[Exercise requirements]
Locate all lines with the word "that" and copy them out.

[Stored data]
▶
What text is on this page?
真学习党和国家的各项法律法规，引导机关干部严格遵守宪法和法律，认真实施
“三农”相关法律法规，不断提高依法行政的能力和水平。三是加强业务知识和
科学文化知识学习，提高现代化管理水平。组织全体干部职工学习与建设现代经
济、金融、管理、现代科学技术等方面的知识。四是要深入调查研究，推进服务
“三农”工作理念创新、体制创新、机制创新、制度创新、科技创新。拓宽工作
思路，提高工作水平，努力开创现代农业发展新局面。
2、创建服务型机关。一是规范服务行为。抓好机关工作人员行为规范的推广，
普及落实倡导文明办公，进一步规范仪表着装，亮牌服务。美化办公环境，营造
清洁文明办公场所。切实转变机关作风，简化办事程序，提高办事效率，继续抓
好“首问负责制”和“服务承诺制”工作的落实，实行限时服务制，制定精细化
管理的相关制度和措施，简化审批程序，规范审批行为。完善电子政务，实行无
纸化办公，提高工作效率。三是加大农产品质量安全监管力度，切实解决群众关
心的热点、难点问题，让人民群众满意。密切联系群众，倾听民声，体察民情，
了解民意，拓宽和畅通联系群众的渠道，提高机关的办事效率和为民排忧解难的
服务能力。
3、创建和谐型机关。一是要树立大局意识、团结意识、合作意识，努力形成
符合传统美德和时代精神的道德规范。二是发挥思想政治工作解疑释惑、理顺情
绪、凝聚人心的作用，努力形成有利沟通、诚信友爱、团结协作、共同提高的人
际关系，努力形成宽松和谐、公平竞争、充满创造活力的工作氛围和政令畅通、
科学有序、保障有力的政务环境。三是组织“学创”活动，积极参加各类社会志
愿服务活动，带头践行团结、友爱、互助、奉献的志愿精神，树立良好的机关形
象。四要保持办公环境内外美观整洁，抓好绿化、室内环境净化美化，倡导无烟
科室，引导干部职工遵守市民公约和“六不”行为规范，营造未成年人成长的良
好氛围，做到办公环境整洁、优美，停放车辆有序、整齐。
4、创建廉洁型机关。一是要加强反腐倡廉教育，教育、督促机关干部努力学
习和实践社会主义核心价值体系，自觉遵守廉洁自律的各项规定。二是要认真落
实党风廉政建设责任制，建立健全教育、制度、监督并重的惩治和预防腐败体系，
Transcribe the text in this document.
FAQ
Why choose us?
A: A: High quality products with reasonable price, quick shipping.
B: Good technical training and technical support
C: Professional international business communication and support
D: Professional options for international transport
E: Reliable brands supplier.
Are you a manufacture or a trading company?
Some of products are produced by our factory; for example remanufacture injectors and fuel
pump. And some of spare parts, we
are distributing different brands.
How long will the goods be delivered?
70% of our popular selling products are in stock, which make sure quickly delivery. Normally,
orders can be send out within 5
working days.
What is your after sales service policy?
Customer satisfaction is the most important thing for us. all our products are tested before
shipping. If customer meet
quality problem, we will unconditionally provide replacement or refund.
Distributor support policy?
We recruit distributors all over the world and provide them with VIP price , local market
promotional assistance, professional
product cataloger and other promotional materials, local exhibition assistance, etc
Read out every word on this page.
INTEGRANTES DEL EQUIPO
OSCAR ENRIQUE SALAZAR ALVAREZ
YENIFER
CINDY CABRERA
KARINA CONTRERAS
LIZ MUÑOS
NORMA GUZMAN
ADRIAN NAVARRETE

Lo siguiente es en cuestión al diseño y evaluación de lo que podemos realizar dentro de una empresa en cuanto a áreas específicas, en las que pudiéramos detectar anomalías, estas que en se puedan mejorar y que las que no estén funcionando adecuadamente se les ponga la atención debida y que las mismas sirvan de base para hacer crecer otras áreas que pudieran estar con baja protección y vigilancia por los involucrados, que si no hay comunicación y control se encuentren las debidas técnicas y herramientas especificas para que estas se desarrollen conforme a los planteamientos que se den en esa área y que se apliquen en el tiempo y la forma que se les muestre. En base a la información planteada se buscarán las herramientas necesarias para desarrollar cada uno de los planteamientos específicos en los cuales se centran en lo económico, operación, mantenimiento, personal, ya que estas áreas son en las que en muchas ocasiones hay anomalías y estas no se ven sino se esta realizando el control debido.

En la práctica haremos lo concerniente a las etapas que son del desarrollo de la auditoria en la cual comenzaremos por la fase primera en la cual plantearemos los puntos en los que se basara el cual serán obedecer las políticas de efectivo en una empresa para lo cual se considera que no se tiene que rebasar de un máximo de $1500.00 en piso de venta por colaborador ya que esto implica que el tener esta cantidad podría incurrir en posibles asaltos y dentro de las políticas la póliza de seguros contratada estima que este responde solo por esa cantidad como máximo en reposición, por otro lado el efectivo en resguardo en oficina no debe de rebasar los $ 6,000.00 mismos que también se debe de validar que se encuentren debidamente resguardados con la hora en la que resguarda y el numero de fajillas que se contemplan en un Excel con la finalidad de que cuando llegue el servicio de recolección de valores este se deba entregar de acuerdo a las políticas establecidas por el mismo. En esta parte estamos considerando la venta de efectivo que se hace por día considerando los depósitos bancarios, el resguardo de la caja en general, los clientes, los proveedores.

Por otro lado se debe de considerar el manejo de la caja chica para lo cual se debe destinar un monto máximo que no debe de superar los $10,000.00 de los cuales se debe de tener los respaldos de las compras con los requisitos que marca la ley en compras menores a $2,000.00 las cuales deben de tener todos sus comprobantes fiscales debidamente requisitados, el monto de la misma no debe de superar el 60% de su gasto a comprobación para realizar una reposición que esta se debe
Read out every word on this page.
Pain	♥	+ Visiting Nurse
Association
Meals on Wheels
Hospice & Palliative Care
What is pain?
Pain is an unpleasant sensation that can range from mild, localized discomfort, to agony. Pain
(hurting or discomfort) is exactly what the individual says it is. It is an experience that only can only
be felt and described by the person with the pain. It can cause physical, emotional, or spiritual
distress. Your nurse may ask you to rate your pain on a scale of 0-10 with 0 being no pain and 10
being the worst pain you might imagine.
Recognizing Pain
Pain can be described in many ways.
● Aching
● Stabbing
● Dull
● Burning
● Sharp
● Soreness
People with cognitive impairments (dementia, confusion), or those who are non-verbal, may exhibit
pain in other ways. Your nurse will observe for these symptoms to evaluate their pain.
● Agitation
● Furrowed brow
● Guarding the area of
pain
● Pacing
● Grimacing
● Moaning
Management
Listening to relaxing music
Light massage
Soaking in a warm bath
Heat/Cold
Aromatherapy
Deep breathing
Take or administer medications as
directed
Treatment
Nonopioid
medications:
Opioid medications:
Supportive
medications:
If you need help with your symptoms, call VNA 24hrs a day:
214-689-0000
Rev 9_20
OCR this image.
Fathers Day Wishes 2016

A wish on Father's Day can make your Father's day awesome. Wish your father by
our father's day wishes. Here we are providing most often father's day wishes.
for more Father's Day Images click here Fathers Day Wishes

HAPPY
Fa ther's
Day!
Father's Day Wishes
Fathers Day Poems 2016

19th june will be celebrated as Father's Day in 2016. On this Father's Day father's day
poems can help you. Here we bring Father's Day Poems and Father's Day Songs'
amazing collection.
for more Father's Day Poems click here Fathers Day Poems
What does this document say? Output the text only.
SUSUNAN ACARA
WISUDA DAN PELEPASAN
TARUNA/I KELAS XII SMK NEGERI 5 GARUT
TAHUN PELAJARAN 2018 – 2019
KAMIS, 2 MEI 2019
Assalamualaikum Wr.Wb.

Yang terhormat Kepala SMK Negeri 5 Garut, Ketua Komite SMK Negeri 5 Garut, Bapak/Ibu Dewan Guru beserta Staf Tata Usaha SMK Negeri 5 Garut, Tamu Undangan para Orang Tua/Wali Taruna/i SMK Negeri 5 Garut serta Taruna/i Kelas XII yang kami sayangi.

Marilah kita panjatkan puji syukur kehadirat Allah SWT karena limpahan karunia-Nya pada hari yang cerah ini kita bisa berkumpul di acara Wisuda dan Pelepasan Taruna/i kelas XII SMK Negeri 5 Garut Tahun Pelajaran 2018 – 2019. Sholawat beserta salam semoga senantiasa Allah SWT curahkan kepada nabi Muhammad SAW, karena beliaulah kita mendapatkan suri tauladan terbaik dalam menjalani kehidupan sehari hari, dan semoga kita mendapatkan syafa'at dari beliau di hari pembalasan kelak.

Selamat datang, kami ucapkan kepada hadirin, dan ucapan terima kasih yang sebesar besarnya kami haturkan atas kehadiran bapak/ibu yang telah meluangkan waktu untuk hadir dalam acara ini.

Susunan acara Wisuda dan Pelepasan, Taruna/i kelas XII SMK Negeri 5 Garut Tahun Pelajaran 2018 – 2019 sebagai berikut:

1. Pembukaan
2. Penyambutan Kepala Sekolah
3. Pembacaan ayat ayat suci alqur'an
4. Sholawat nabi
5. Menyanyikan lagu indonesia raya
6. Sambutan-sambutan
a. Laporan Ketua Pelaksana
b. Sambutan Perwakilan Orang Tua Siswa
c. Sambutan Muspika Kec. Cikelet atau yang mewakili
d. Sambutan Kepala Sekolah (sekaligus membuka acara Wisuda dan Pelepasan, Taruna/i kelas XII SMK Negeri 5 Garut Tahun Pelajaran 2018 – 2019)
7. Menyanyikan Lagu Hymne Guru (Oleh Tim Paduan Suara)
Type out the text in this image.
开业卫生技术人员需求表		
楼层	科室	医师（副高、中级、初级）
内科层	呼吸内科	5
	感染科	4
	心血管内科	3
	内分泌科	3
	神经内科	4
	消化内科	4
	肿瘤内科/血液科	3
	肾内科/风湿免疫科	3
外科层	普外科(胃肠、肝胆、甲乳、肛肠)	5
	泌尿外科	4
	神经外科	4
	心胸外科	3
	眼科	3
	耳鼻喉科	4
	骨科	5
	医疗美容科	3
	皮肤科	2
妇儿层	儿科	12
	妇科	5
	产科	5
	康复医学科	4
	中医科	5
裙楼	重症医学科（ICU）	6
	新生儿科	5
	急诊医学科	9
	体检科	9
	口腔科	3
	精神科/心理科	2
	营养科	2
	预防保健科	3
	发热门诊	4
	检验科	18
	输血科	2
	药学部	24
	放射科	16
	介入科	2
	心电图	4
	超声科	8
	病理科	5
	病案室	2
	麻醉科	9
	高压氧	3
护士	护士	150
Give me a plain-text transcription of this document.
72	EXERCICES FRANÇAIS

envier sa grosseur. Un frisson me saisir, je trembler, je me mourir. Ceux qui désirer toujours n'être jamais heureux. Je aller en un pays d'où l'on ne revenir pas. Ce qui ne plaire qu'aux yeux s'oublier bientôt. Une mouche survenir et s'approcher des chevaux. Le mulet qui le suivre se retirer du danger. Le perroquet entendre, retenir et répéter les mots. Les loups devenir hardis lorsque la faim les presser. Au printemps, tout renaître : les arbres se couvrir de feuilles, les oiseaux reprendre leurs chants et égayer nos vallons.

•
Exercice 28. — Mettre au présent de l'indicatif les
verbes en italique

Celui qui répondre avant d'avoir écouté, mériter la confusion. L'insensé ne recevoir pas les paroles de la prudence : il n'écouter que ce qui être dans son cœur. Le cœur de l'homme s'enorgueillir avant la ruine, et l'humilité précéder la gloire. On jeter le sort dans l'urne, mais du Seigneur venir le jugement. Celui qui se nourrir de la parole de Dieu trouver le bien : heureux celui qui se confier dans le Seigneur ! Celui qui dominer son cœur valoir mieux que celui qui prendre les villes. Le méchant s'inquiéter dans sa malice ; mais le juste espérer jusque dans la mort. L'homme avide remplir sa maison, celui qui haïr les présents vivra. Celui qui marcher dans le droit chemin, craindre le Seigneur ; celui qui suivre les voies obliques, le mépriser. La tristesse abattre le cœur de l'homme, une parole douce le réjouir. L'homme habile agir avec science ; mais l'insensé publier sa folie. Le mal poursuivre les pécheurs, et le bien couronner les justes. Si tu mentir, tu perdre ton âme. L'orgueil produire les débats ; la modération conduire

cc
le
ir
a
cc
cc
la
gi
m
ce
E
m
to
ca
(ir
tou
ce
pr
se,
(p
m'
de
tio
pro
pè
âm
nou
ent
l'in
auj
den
◀
[Response to the task]
Pain is an unpleasant sensation that can range from mild, localized discomfort, to agony. Pain
(hurting or discomfort) is exactly what the individual says it is. It is an experience that only can only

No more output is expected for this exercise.